WHAT YOU NEED TO DO
Copy out the lines that include the word "time".

**** RECORDS TO PROCESS ****

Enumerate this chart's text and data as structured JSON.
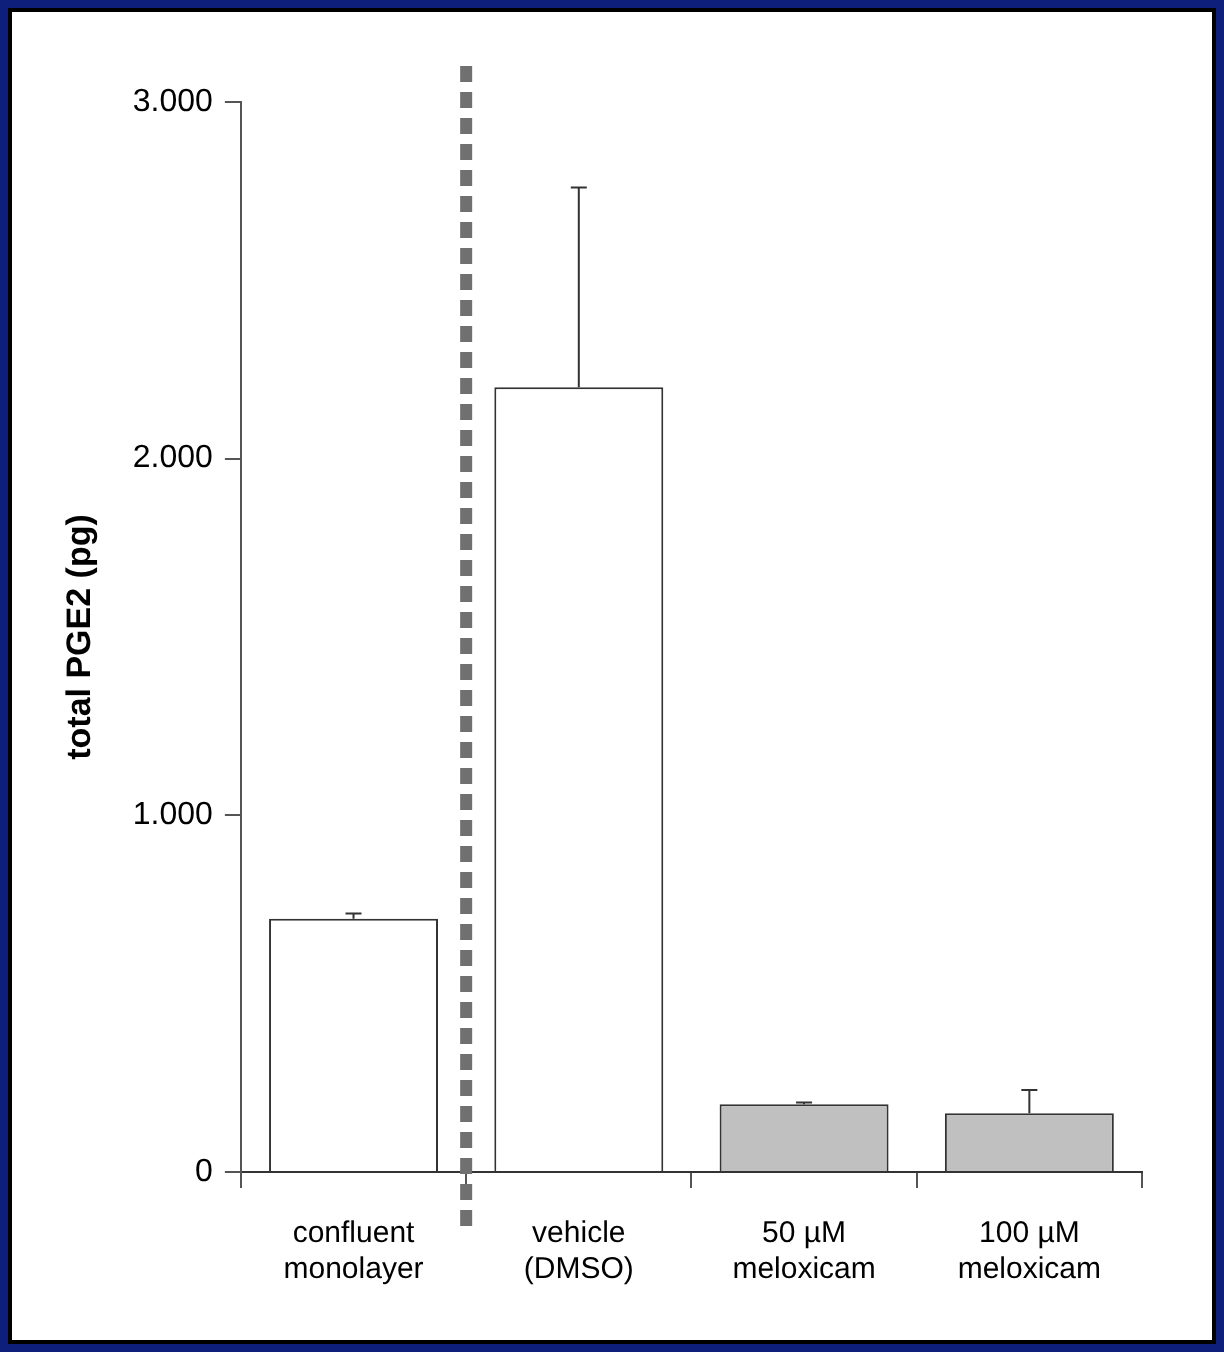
{
  "chart_data": {
    "type": "bar",
    "ylabel": "total PGE2 (pg)",
    "categories": [
      "confluent\nmonolayer",
      "vehicle\n(DMSO)",
      "50 µM\nmeloxicam",
      "100 µM\nmeloxicam"
    ],
    "values": [
      710,
      2200,
      190,
      165
    ],
    "colors": [
      "#ffffff",
      "#ffffff",
      "#c0c0c0",
      "#c0c0c0"
    ],
    "errors": [
      [
        710,
        725
      ],
      [
        2200,
        2760
      ],
      [
        190,
        195
      ],
      [
        165,
        230
      ]
    ],
    "ylim": [
      0,
      3000
    ],
    "yticks": [
      0,
      {
        "value": 1000,
        "label": "1.000"
      },
      {
        "value": 2000,
        "label": "2.000"
      },
      {
        "value": 3000,
        "label": "3.000"
      }
    ],
    "grid": false,
    "legend": false
  }
}
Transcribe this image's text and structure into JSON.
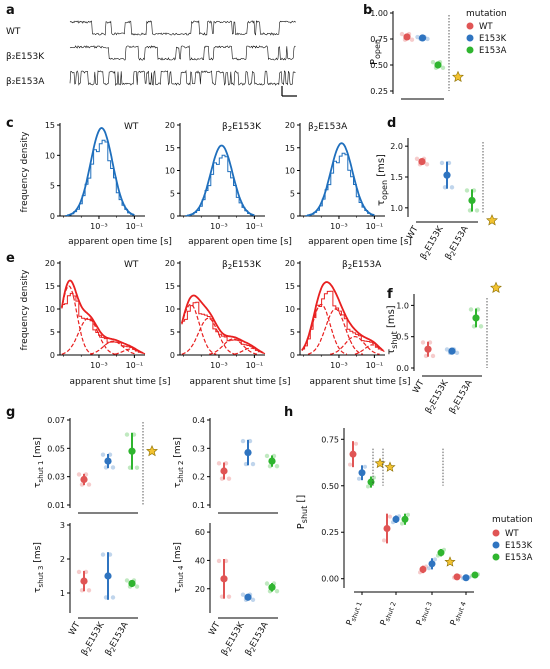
{
  "panel_letters": [
    "a",
    "b",
    "c",
    "d",
    "e",
    "f",
    "g",
    "h"
  ],
  "colors": {
    "WT": "#e05555",
    "E153K": "#2f74c0",
    "E153A": "#2fb52f",
    "fit_open": "#1f6fbd",
    "fit_shut": "#e82020",
    "star": "#f2c230",
    "axis": "#000000"
  },
  "trace_labels": [
    "WT",
    "β₂E153K",
    "β₂E153A"
  ],
  "legend": {
    "title": "mutation",
    "items": [
      "WT",
      "E153K",
      "E153A"
    ]
  },
  "chart_data": [
    {
      "panel": "a",
      "type": "line",
      "description_free": true,
      "series": [
        {
          "name": "WT"
        },
        {
          "name": "β₂E153K"
        },
        {
          "name": "β₂E153A"
        }
      ]
    },
    {
      "panel": "b",
      "type": "scatter",
      "ylabel": "P_open",
      "yticks": [
        "0.25",
        "0.50",
        "0.75",
        "1.00"
      ],
      "ylim": [
        0.25,
        1.0
      ],
      "series": [
        {
          "name": "WT",
          "mean": 0.77,
          "err": 0.03
        },
        {
          "name": "E153K",
          "mean": 0.76,
          "err": 0.01
        },
        {
          "name": "E153A",
          "mean": 0.5,
          "err": 0.03
        }
      ],
      "significant": [
        "E153A"
      ]
    },
    {
      "panel": "c",
      "type": "line",
      "xlabel": "apparent open time [s]",
      "ylabel": "frequency density",
      "subplots": [
        {
          "title": "WT",
          "yticks": [
            "0",
            "5",
            "10",
            "15"
          ],
          "ymax": 15,
          "peak": 14.5
        },
        {
          "title": "β₂E153K",
          "yticks": [
            "0",
            "5",
            "10",
            "15",
            "20"
          ],
          "ymax": 20,
          "peak": 15.5
        },
        {
          "title": "β₂E153A",
          "yticks": [
            "0",
            "5",
            "10",
            "15",
            "20"
          ],
          "ymax": 20,
          "peak": 16
        }
      ],
      "xticks": [
        "10⁻³",
        "10⁻¹"
      ]
    },
    {
      "panel": "d",
      "type": "scatter",
      "ylabel": "τ_open [ms]",
      "yticks": [
        "1.0",
        "1.5",
        "2.0"
      ],
      "ylim": [
        0.9,
        2.1
      ],
      "categories": [
        "WT",
        "β₂E153K",
        "β₂E153A"
      ],
      "series": [
        {
          "name": "WT",
          "mean": 1.75,
          "err": 0.05
        },
        {
          "name": "E153K",
          "mean": 1.53,
          "err": 0.22
        },
        {
          "name": "E153A",
          "mean": 1.12,
          "err": 0.18
        }
      ],
      "significant": [
        "E153A"
      ]
    },
    {
      "panel": "e",
      "type": "line",
      "xlabel": "apparent shut time [s]",
      "ylabel": "frequency density",
      "subplots": [
        {
          "title": "WT",
          "yticks": [
            "0",
            "5",
            "10",
            "15",
            "20"
          ],
          "ymax": 20
        },
        {
          "title": "β₂E153K",
          "yticks": [
            "0",
            "5",
            "10",
            "15",
            "20"
          ],
          "ymax": 20
        },
        {
          "title": "β₂E153A",
          "yticks": [
            "0",
            "5",
            "10",
            "15",
            "20"
          ],
          "ymax": 20
        }
      ],
      "xticks": [
        "10⁻³",
        "10⁻¹"
      ]
    },
    {
      "panel": "f",
      "type": "scatter",
      "ylabel": "τ_shut [ms]",
      "yticks": [
        "0.0",
        "0.5",
        "1.0"
      ],
      "ylim": [
        0,
        1.15
      ],
      "categories": [
        "WT",
        "β₂E153K",
        "β₂E153A"
      ],
      "series": [
        {
          "name": "WT",
          "mean": 0.3,
          "err": 0.12
        },
        {
          "name": "E153K",
          "mean": 0.27,
          "err": 0.03
        },
        {
          "name": "E153A",
          "mean": 0.8,
          "err": 0.15
        }
      ],
      "significant": [
        "E153A"
      ]
    },
    {
      "panel": "g",
      "type": "scatter",
      "categories": [
        "WT",
        "β₂E153K",
        "β₂E153A"
      ],
      "subplots": [
        {
          "ylabel": "τ_shut 1 [ms]",
          "yticks": [
            "0.01",
            "0.03",
            "0.05",
            "0.07"
          ],
          "ylim": [
            0.01,
            0.07
          ],
          "series": [
            {
              "name": "WT",
              "mean": 0.028,
              "err": 0.004
            },
            {
              "name": "E153K",
              "mean": 0.041,
              "err": 0.005
            },
            {
              "name": "E153A",
              "mean": 0.048,
              "err": 0.013
            }
          ],
          "significant": [
            "E153A"
          ]
        },
        {
          "ylabel": "τ_shut 2 [ms]",
          "yticks": [
            "0.1",
            "0.2",
            "0.3",
            "0.4"
          ],
          "ylim": [
            0.1,
            0.4
          ],
          "series": [
            {
              "name": "WT",
              "mean": 0.22,
              "err": 0.03
            },
            {
              "name": "E153K",
              "mean": 0.285,
              "err": 0.045
            },
            {
              "name": "E153A",
              "mean": 0.255,
              "err": 0.02
            }
          ]
        },
        {
          "ylabel": "τ_shut 3 [ms]",
          "yticks": [
            "1",
            "2",
            "3"
          ],
          "ylim": [
            0.5,
            3
          ],
          "series": [
            {
              "name": "WT",
              "mean": 1.35,
              "err": 0.3
            },
            {
              "name": "E153K",
              "mean": 1.5,
              "err": 0.7
            },
            {
              "name": "E153A",
              "mean": 1.28,
              "err": 0.1
            }
          ]
        },
        {
          "ylabel": "τ_shut 4 [ms]",
          "yticks": [
            "20",
            "40",
            "60"
          ],
          "ylim": [
            5,
            65
          ],
          "series": [
            {
              "name": "WT",
              "mean": 27,
              "err": 14
            },
            {
              "name": "E153K",
              "mean": 14,
              "err": 2
            },
            {
              "name": "E153A",
              "mean": 21,
              "err": 3
            }
          ]
        }
      ]
    },
    {
      "panel": "h",
      "type": "scatter",
      "ylabel": "P_shut []",
      "yticks": [
        "0.00",
        "0.25",
        "0.50",
        "0.75"
      ],
      "ylim": [
        -0.05,
        0.8
      ],
      "categories": [
        "P_shut 1",
        "P_shut 2",
        "P_shut 3",
        "P_shut 4"
      ],
      "series": [
        {
          "name": "WT",
          "values": [
            0.67,
            0.27,
            0.05,
            0.01
          ],
          "errs": [
            0.07,
            0.08,
            0.02,
            0.005
          ]
        },
        {
          "name": "E153K",
          "values": [
            0.57,
            0.32,
            0.08,
            0.005
          ],
          "errs": [
            0.04,
            0.02,
            0.03,
            0.003
          ]
        },
        {
          "name": "E153A",
          "values": [
            0.52,
            0.32,
            0.14,
            0.02
          ],
          "errs": [
            0.03,
            0.03,
            0.02,
            0.005
          ]
        }
      ],
      "significant": [
        "P_shut 1",
        "P_shut 3"
      ]
    }
  ],
  "text": {
    "mutation": "mutation",
    "popen_label": "P",
    "popen_sub": "open",
    "fd": "frequency density",
    "open_x": "apparent open time [s]",
    "shut_x": "apparent shut time [s]",
    "tau": "τ",
    "tau_open_sub": "open",
    "tau_shut_sub": "shut",
    "ms": " [ms]",
    "pshut_label": "P",
    "pshut_sub": "shut",
    "pshut_unit": " []"
  }
}
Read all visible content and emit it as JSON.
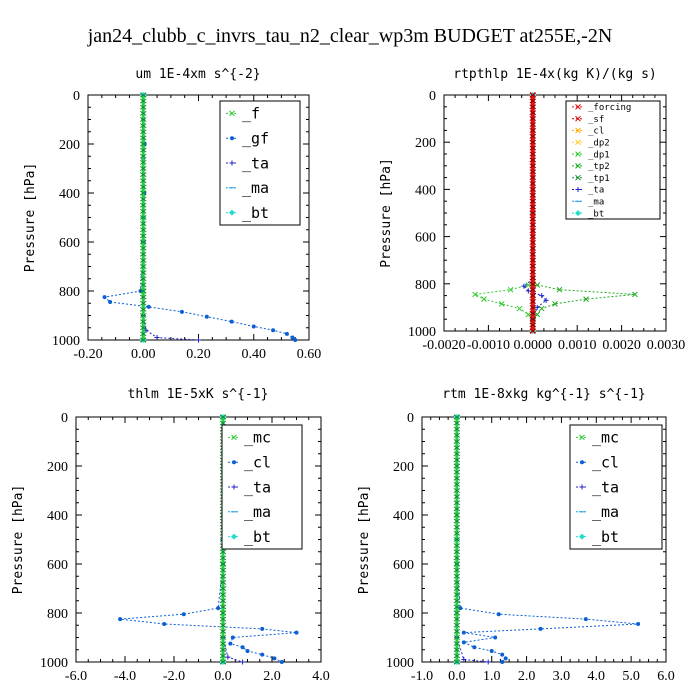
{
  "figure": {
    "title": "jan24_clubb_c_invrs_tau_n2_clear_wp3m  BUDGET at255E,-2N"
  },
  "chart_data": [
    {
      "type": "line",
      "title": "um  1E-4xm s^{-2}",
      "ylabel": "Pressure [hPa]",
      "xlim": [
        -0.2,
        0.6
      ],
      "ylim": [
        1000,
        0
      ],
      "xticks": [
        "-0.20",
        "0.00",
        "0.20",
        "0.40",
        "0.60"
      ],
      "yticks": [
        "0",
        "200",
        "400",
        "600",
        "800",
        "1000"
      ],
      "legend_font": 15,
      "legend": [
        "_f",
        "_gf",
        "_ta",
        "_ma",
        "_bt"
      ],
      "series": [
        {
          "name": "_f",
          "color": "#33cc33",
          "marker": "x",
          "x": [
            0,
            0,
            0,
            0,
            0,
            0
          ],
          "y": [
            0,
            200,
            400,
            600,
            800,
            1000
          ]
        },
        {
          "name": "_gf",
          "color": "#0a5fd6",
          "marker": "dot",
          "x": [
            0.0,
            0.0,
            0.005,
            0.0,
            0.004,
            0.0,
            -0.01,
            -0.14,
            -0.12,
            0.02,
            0.14,
            0.23,
            0.32,
            0.4,
            0.47,
            0.52,
            0.54,
            0.55
          ],
          "y": [
            0,
            100,
            200,
            260,
            400,
            600,
            800,
            825,
            845,
            865,
            885,
            905,
            925,
            945,
            960,
            975,
            990,
            1000
          ]
        },
        {
          "name": "_ta",
          "color": "#2222cc",
          "marker": "plus",
          "x": [
            0,
            0,
            0,
            0.01,
            0.05,
            0.2
          ],
          "y": [
            0,
            600,
            900,
            960,
            990,
            1000
          ]
        },
        {
          "name": "_ma",
          "color": "#2299ee",
          "marker": "dash",
          "x": [
            0,
            0,
            0
          ],
          "y": [
            0,
            500,
            1000
          ]
        },
        {
          "name": "_bt",
          "color": "#22ddcc",
          "marker": "diamond",
          "x": [
            0,
            0,
            0
          ],
          "y": [
            0,
            500,
            1000
          ]
        }
      ]
    },
    {
      "type": "line",
      "title": "rtpthlp  1E-4x(kg K)/(kg s)",
      "ylabel": "Pressure [hPa]",
      "xlim": [
        -0.002,
        0.003
      ],
      "ylim": [
        1000,
        0
      ],
      "xticks": [
        "-0.0020",
        "-0.0010",
        "0.0000",
        "0.0010",
        "0.0020",
        "0.0030"
      ],
      "yticks": [
        "0",
        "200",
        "400",
        "600",
        "800",
        "1000"
      ],
      "legend_font": 9,
      "legend": [
        "_forcing",
        "_sf",
        "_cl",
        "_dp2",
        "_dp1",
        "_tp2",
        "_tp1",
        "_ta",
        "_ma",
        "_bt"
      ],
      "series": [
        {
          "name": "_dp1",
          "color": "#33cc33",
          "marker": "x",
          "x": [
            0,
            0,
            -0.0001,
            -0.0005,
            -0.0013,
            -0.0011,
            -0.0007,
            -0.0003,
            -0.0001,
            0,
            0
          ],
          "y": [
            0,
            790,
            805,
            825,
            845,
            865,
            885,
            905,
            930,
            970,
            1000
          ]
        },
        {
          "name": "_tp2",
          "color": "#22aa22",
          "marker": "x",
          "x": [
            0,
            0,
            0.0001,
            0.0006,
            0.0023,
            0.0012,
            0.0005,
            0.0002,
            0.0001,
            0,
            0
          ],
          "y": [
            0,
            790,
            805,
            825,
            845,
            865,
            885,
            905,
            930,
            970,
            1000
          ]
        },
        {
          "name": "_ta",
          "color": "#2222cc",
          "marker": "plus",
          "x": [
            0,
            0,
            -0.0002,
            -0.0001,
            0.0002,
            0.0003,
            0.0001,
            0,
            0
          ],
          "y": [
            0,
            780,
            810,
            830,
            850,
            870,
            900,
            950,
            1000
          ]
        },
        {
          "name": "_ma",
          "color": "#2299ee",
          "marker": "dash",
          "x": [
            0,
            0,
            0
          ],
          "y": [
            0,
            500,
            1000
          ]
        },
        {
          "name": "_bt",
          "color": "#22ddcc",
          "marker": "diamond",
          "x": [
            0,
            0,
            0
          ],
          "y": [
            0,
            500,
            1000
          ]
        },
        {
          "name": "_sf",
          "color": "#cc0000",
          "marker": "x",
          "x": [
            0,
            0,
            0
          ],
          "y": [
            0,
            500,
            1000
          ]
        },
        {
          "name": "_forcing",
          "color": "#dd1111",
          "marker": "x",
          "x": [
            0,
            0,
            0
          ],
          "y": [
            0,
            500,
            1000
          ]
        }
      ]
    },
    {
      "type": "line",
      "title": "thlm  1E-5xK s^{-1}",
      "ylabel": "Pressure [hPa]",
      "xlim": [
        -6,
        4
      ],
      "ylim": [
        1000,
        0
      ],
      "xticks": [
        "-6.0",
        "-4.0",
        "-2.0",
        "0.0",
        "2.0",
        "4.0"
      ],
      "yticks": [
        "0",
        "200",
        "400",
        "600",
        "800",
        "1000"
      ],
      "legend_font": 15,
      "legend": [
        "_mc",
        "_cl",
        "_ta",
        "_ma",
        "_bt"
      ],
      "series": [
        {
          "name": "_mc",
          "color": "#33cc33",
          "marker": "x",
          "x": [
            0,
            0,
            0,
            0,
            0,
            0
          ],
          "y": [
            0,
            200,
            400,
            600,
            800,
            1000
          ]
        },
        {
          "name": "_cl",
          "color": "#0a5fd6",
          "marker": "dot",
          "x": [
            0,
            0,
            -0.2,
            -1.6,
            -4.2,
            -2.4,
            1.6,
            3.0,
            0.4,
            0.3,
            0.8,
            1.0,
            1.6,
            2.1,
            2.4
          ],
          "y": [
            0,
            600,
            780,
            805,
            825,
            845,
            865,
            880,
            900,
            925,
            940,
            955,
            970,
            985,
            1000
          ]
        },
        {
          "name": "_ta",
          "color": "#2222cc",
          "marker": "plus",
          "x": [
            0,
            0,
            0.2,
            0.8
          ],
          "y": [
            0,
            900,
            980,
            1000
          ]
        },
        {
          "name": "_ma",
          "color": "#2299ee",
          "marker": "dash",
          "x": [
            0,
            0,
            0
          ],
          "y": [
            0,
            500,
            1000
          ]
        },
        {
          "name": "_bt",
          "color": "#22ddcc",
          "marker": "diamond",
          "x": [
            0,
            0,
            0
          ],
          "y": [
            0,
            500,
            1000
          ]
        }
      ]
    },
    {
      "type": "line",
      "title": "rtm  1E-8xkg kg^{-1} s^{-1}",
      "ylabel": "Pressure [hPa]",
      "xlim": [
        -1,
        6
      ],
      "ylim": [
        1000,
        0
      ],
      "xticks": [
        "-1.0",
        "0.0",
        "1.0",
        "2.0",
        "3.0",
        "4.0",
        "5.0",
        "6.0"
      ],
      "yticks": [
        "0",
        "200",
        "400",
        "600",
        "800",
        "1000"
      ],
      "legend_font": 15,
      "legend": [
        "_mc",
        "_cl",
        "_ta",
        "_ma",
        "_bt"
      ],
      "series": [
        {
          "name": "_mc",
          "color": "#33cc33",
          "marker": "x",
          "x": [
            0,
            0,
            0,
            0,
            0,
            0
          ],
          "y": [
            0,
            200,
            400,
            600,
            800,
            1000
          ]
        },
        {
          "name": "_cl",
          "color": "#0a5fd6",
          "marker": "dot",
          "x": [
            0,
            0,
            0.1,
            1.2,
            3.7,
            5.2,
            2.4,
            0.2,
            1.1,
            0.2,
            0.5,
            1.0,
            1.3,
            1.4,
            1.3
          ],
          "y": [
            0,
            600,
            780,
            805,
            825,
            845,
            865,
            880,
            900,
            920,
            940,
            955,
            970,
            985,
            1000
          ]
        },
        {
          "name": "_ta",
          "color": "#2222cc",
          "marker": "plus",
          "x": [
            0,
            0,
            0.2,
            0.9
          ],
          "y": [
            0,
            900,
            990,
            1000
          ]
        },
        {
          "name": "_ma",
          "color": "#2299ee",
          "marker": "dash",
          "x": [
            0,
            0,
            0
          ],
          "y": [
            0,
            500,
            1000
          ]
        },
        {
          "name": "_bt",
          "color": "#22ddcc",
          "marker": "diamond",
          "x": [
            0,
            0,
            0
          ],
          "y": [
            0,
            500,
            1000
          ]
        }
      ]
    }
  ]
}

****

CORRECT OUTPUT
      "xlabel": "apparent open time [s]",
      "xlabel": "apparent shut time [s]",
    "open_x": "apparent open time [s]",
    "shut_x": "apparent shut time [s]",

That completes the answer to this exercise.